§ **Entries provided**
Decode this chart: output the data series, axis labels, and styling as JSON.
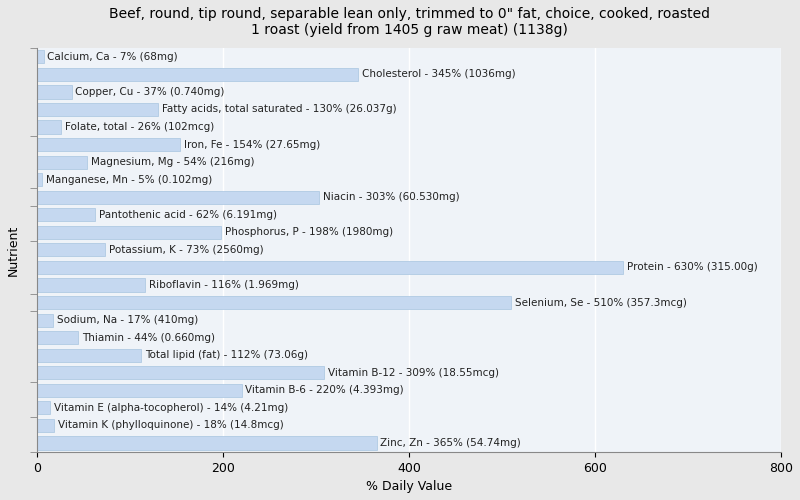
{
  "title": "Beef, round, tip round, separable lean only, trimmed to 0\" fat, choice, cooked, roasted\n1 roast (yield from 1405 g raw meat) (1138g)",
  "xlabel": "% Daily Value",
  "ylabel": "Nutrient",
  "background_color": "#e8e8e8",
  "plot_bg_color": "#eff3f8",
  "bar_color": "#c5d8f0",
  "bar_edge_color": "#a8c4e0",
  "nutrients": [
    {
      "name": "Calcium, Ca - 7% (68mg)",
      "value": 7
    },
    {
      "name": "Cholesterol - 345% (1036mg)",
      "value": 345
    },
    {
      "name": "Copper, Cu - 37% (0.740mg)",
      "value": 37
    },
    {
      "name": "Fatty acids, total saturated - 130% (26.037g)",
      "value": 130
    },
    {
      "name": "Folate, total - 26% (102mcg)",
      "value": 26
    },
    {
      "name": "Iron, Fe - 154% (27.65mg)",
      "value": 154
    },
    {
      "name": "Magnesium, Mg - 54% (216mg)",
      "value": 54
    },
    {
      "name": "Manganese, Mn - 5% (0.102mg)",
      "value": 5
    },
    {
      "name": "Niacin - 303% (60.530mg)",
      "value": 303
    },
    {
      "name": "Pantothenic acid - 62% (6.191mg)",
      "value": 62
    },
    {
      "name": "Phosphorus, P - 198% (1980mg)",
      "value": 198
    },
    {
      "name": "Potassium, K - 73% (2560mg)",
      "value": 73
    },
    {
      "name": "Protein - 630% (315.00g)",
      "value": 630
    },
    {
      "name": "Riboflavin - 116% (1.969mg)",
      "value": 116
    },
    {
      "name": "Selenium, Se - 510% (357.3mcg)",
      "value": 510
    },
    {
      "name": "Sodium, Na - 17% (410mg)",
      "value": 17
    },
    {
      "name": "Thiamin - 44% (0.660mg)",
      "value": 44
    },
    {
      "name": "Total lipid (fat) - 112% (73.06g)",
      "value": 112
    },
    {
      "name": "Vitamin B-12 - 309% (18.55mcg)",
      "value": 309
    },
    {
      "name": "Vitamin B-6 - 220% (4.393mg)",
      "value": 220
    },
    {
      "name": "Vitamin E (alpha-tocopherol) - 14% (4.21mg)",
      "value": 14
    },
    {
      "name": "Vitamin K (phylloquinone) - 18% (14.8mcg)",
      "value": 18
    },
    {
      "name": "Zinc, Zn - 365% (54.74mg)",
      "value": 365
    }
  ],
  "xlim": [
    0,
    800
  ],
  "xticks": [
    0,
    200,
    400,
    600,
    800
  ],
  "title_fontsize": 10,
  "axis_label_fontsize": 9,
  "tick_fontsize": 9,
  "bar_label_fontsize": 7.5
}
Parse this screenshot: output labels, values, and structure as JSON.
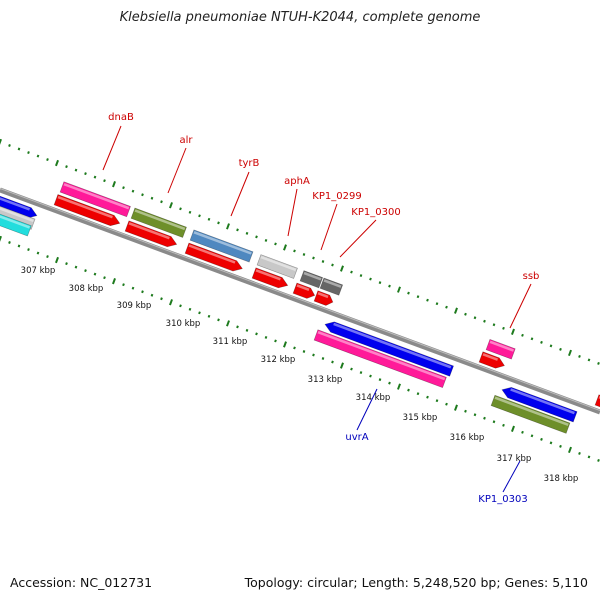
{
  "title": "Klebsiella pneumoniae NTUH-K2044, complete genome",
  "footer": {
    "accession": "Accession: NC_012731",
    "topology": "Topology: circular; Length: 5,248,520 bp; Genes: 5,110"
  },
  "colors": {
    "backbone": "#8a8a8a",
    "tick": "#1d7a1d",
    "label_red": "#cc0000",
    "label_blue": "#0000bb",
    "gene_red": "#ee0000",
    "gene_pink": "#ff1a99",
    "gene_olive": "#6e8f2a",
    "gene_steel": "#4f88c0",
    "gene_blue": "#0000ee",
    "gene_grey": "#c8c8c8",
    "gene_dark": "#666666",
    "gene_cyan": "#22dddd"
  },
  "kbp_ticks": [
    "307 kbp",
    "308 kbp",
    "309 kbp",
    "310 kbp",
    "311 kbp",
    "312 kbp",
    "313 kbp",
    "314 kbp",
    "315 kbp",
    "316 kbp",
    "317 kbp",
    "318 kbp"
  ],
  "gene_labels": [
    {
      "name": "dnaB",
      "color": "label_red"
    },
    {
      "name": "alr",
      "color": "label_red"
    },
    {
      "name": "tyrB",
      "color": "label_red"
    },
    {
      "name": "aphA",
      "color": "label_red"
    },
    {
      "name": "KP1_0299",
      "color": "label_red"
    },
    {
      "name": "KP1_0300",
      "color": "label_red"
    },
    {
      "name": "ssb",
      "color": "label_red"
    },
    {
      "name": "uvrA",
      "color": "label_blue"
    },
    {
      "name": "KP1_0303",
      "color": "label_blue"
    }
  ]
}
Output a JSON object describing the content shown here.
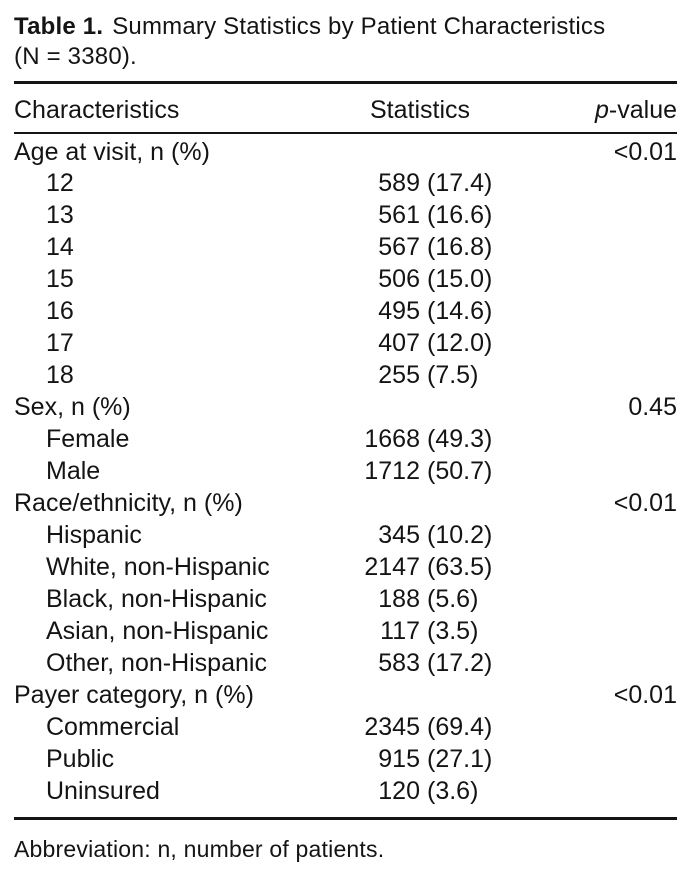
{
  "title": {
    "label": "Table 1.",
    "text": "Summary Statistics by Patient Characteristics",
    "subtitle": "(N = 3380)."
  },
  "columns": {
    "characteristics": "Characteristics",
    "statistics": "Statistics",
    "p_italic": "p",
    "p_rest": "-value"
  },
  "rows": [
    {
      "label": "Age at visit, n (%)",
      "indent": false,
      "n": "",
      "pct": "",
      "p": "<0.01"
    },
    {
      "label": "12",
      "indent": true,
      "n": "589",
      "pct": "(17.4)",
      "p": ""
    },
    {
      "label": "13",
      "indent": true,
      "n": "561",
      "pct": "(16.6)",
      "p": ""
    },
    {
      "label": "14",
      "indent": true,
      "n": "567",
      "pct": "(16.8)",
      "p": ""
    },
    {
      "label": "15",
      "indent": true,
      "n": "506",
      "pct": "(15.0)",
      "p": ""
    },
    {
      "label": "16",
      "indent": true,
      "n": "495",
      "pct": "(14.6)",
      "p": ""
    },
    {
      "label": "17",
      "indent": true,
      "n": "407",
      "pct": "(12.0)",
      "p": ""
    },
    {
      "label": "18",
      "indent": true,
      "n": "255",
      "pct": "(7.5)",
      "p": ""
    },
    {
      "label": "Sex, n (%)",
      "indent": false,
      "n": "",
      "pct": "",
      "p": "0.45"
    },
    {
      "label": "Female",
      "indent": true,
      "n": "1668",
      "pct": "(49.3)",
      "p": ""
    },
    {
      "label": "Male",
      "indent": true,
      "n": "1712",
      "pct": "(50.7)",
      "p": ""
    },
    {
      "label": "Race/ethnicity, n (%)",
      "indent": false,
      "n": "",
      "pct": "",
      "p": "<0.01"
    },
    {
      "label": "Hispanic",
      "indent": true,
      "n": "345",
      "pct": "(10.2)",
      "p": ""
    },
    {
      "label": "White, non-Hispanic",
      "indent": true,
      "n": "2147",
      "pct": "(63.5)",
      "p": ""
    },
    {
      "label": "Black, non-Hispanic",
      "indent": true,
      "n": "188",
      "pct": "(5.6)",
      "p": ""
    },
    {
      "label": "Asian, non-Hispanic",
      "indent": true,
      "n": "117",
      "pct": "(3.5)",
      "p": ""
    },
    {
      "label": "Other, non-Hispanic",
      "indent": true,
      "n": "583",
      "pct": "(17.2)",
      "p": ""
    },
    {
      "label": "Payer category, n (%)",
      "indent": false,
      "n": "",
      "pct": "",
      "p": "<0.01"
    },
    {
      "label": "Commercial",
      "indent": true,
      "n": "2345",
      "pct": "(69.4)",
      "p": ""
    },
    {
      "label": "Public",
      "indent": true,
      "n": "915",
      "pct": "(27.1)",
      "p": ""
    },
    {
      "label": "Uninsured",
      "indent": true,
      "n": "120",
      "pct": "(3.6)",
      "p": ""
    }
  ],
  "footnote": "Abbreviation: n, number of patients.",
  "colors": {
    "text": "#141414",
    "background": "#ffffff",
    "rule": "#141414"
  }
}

§ **What needs to be done**
Write out the records shown above exactly, but do not include any images.

§ **Output for this exercise**
Decode this chart: output the data series, axis labels, and styling as JSON.
{
  "title": "Beef, round, tip round, separable lean only, trimmed to 0\" fat, choice, cooked, roasted\n1 roast (yield from 1405 g raw meat) (1138g)",
  "xlabel": "% Daily Value",
  "ylabel": "Nutrient",
  "background_color": "#e8e8e8",
  "plot_bg_color": "#eff3f8",
  "bar_color": "#c5d8f0",
  "bar_edge_color": "#a8c4e0",
  "nutrients": [
    {
      "name": "Calcium, Ca - 7% (68mg)",
      "value": 7
    },
    {
      "name": "Cholesterol - 345% (1036mg)",
      "value": 345
    },
    {
      "name": "Copper, Cu - 37% (0.740mg)",
      "value": 37
    },
    {
      "name": "Fatty acids, total saturated - 130% (26.037g)",
      "value": 130
    },
    {
      "name": "Folate, total - 26% (102mcg)",
      "value": 26
    },
    {
      "name": "Iron, Fe - 154% (27.65mg)",
      "value": 154
    },
    {
      "name": "Magnesium, Mg - 54% (216mg)",
      "value": 54
    },
    {
      "name": "Manganese, Mn - 5% (0.102mg)",
      "value": 5
    },
    {
      "name": "Niacin - 303% (60.530mg)",
      "value": 303
    },
    {
      "name": "Pantothenic acid - 62% (6.191mg)",
      "value": 62
    },
    {
      "name": "Phosphorus, P - 198% (1980mg)",
      "value": 198
    },
    {
      "name": "Potassium, K - 73% (2560mg)",
      "value": 73
    },
    {
      "name": "Protein - 630% (315.00g)",
      "value": 630
    },
    {
      "name": "Riboflavin - 116% (1.969mg)",
      "value": 116
    },
    {
      "name": "Selenium, Se - 510% (357.3mcg)",
      "value": 510
    },
    {
      "name": "Sodium, Na - 17% (410mg)",
      "value": 17
    },
    {
      "name": "Thiamin - 44% (0.660mg)",
      "value": 44
    },
    {
      "name": "Total lipid (fat) - 112% (73.06g)",
      "value": 112
    },
    {
      "name": "Vitamin B-12 - 309% (18.55mcg)",
      "value": 309
    },
    {
      "name": "Vitamin B-6 - 220% (4.393mg)",
      "value": 220
    },
    {
      "name": "Vitamin E (alpha-tocopherol) - 14% (4.21mg)",
      "value": 14
    },
    {
      "name": "Vitamin K (phylloquinone) - 18% (14.8mcg)",
      "value": 18
    },
    {
      "name": "Zinc, Zn - 365% (54.74mg)",
      "value": 365
    }
  ],
  "xlim": [
    0,
    800
  ],
  "xticks": [
    0,
    200,
    400,
    600,
    800
  ],
  "title_fontsize": 10,
  "axis_label_fontsize": 9,
  "tick_fontsize": 9,
  "bar_label_fontsize": 7.5
}
Parse this screenshot: output labels, values, and structure as JSON.
{
  "title": "Klebsiella pneumoniae NTUH-K2044, complete genome",
  "footer": {
    "accession": "Accession: NC_012731",
    "topology": "Topology: circular; Length: 5,248,520 bp; Genes: 5,110"
  },
  "colors": {
    "backbone": "#8a8a8a",
    "tick": "#1d7a1d",
    "label_red": "#cc0000",
    "label_blue": "#0000bb",
    "gene_red": "#ee0000",
    "gene_pink": "#ff1a99",
    "gene_olive": "#6e8f2a",
    "gene_steel": "#4f88c0",
    "gene_blue": "#0000ee",
    "gene_grey": "#c8c8c8",
    "gene_dark": "#666666",
    "gene_cyan": "#22dddd"
  },
  "kbp_ticks": [
    "307 kbp",
    "308 kbp",
    "309 kbp",
    "310 kbp",
    "311 kbp",
    "312 kbp",
    "313 kbp",
    "314 kbp",
    "315 kbp",
    "316 kbp",
    "317 kbp",
    "318 kbp"
  ],
  "gene_labels": [
    {
      "name": "dnaB",
      "color": "label_red"
    },
    {
      "name": "alr",
      "color": "label_red"
    },
    {
      "name": "tyrB",
      "color": "label_red"
    },
    {
      "name": "aphA",
      "color": "label_red"
    },
    {
      "name": "KP1_0299",
      "color": "label_red"
    },
    {
      "name": "KP1_0300",
      "color": "label_red"
    },
    {
      "name": "ssb",
      "color": "label_red"
    },
    {
      "name": "uvrA",
      "color": "label_blue"
    },
    {
      "name": "KP1_0303",
      "color": "label_blue"
    }
  ]
}
Output a JSON object describing the content shown here.
{
  "title": {
    "label": "Table 1.",
    "text": "Summary Statistics by Patient Characteristics",
    "subtitle": "(N = 3380)."
  },
  "columns": {
    "characteristics": "Characteristics",
    "statistics": "Statistics",
    "p_italic": "p",
    "p_rest": "-value"
  },
  "rows": [
    {
      "label": "Age at visit, n (%)",
      "indent": false,
      "n": "",
      "pct": "",
      "p": "<0.01"
    },
    {
      "label": "12",
      "indent": true,
      "n": "589",
      "pct": "(17.4)",
      "p": ""
    },
    {
      "label": "13",
      "indent": true,
      "n": "561",
      "pct": "(16.6)",
      "p": ""
    },
    {
      "label": "14",
      "indent": true,
      "n": "567",
      "pct": "(16.8)",
      "p": ""
    },
    {
      "label": "15",
      "indent": true,
      "n": "506",
      "pct": "(15.0)",
      "p": ""
    },
    {
      "label": "16",
      "indent": true,
      "n": "495",
      "pct": "(14.6)",
      "p": ""
    },
    {
      "label": "17",
      "indent": true,
      "n": "407",
      "pct": "(12.0)",
      "p": ""
    },
    {
      "label": "18",
      "indent": true,
      "n": "255",
      "pct": "(7.5)",
      "p": ""
    },
    {
      "label": "Sex, n (%)",
      "indent": false,
      "n": "",
      "pct": "",
      "p": "0.45"
    },
    {
      "label": "Female",
      "indent": true,
      "n": "1668",
      "pct": "(49.3)",
      "p": ""
    },
    {
      "label": "Male",
      "indent": true,
      "n": "1712",
      "pct": "(50.7)",
      "p": ""
    },
    {
      "label": "Race/ethnicity, n (%)",
      "indent": false,
      "n": "",
      "pct": "",
      "p": "<0.01"
    },
    {
      "label": "Hispanic",
      "indent": true,
      "n": "345",
      "pct": "(10.2)",
      "p": ""
    },
    {
      "label": "White, non-Hispanic",
      "indent": true,
      "n": "2147",
      "pct": "(63.5)",
      "p": ""
    },
    {
      "label": "Black, non-Hispanic",
      "indent": true,
      "n": "188",
      "pct": "(5.6)",
      "p": ""
    },
    {
      "label": "Asian, non-Hispanic",
      "indent": true,
      "n": "117",
      "pct": "(3.5)",
      "p": ""
    },
    {
      "label": "Other, non-Hispanic",
      "indent": true,
      "n": "583",
      "pct": "(17.2)",
      "p": ""
    },
    {
      "label": "Payer category, n (%)",
      "indent": false,
      "n": "",
      "pct": "",
      "p": "<0.01"
    },
    {
      "label": "Commercial",
      "indent": true,
      "n": "2345",
      "pct": "(69.4)",
      "p": ""
    },
    {
      "label": "Public",
      "indent": true,
      "n": "915",
      "pct": "(27.1)",
      "p": ""
    },
    {
      "label": "Uninsured",
      "indent": true,
      "n": "120",
      "pct": "(3.6)",
      "p": ""
    }
  ],
  "footnote": "Abbreviation: n, number of patients.",
  "colors": {
    "text": "#141414",
    "background": "#ffffff",
    "rule": "#141414"
  }
}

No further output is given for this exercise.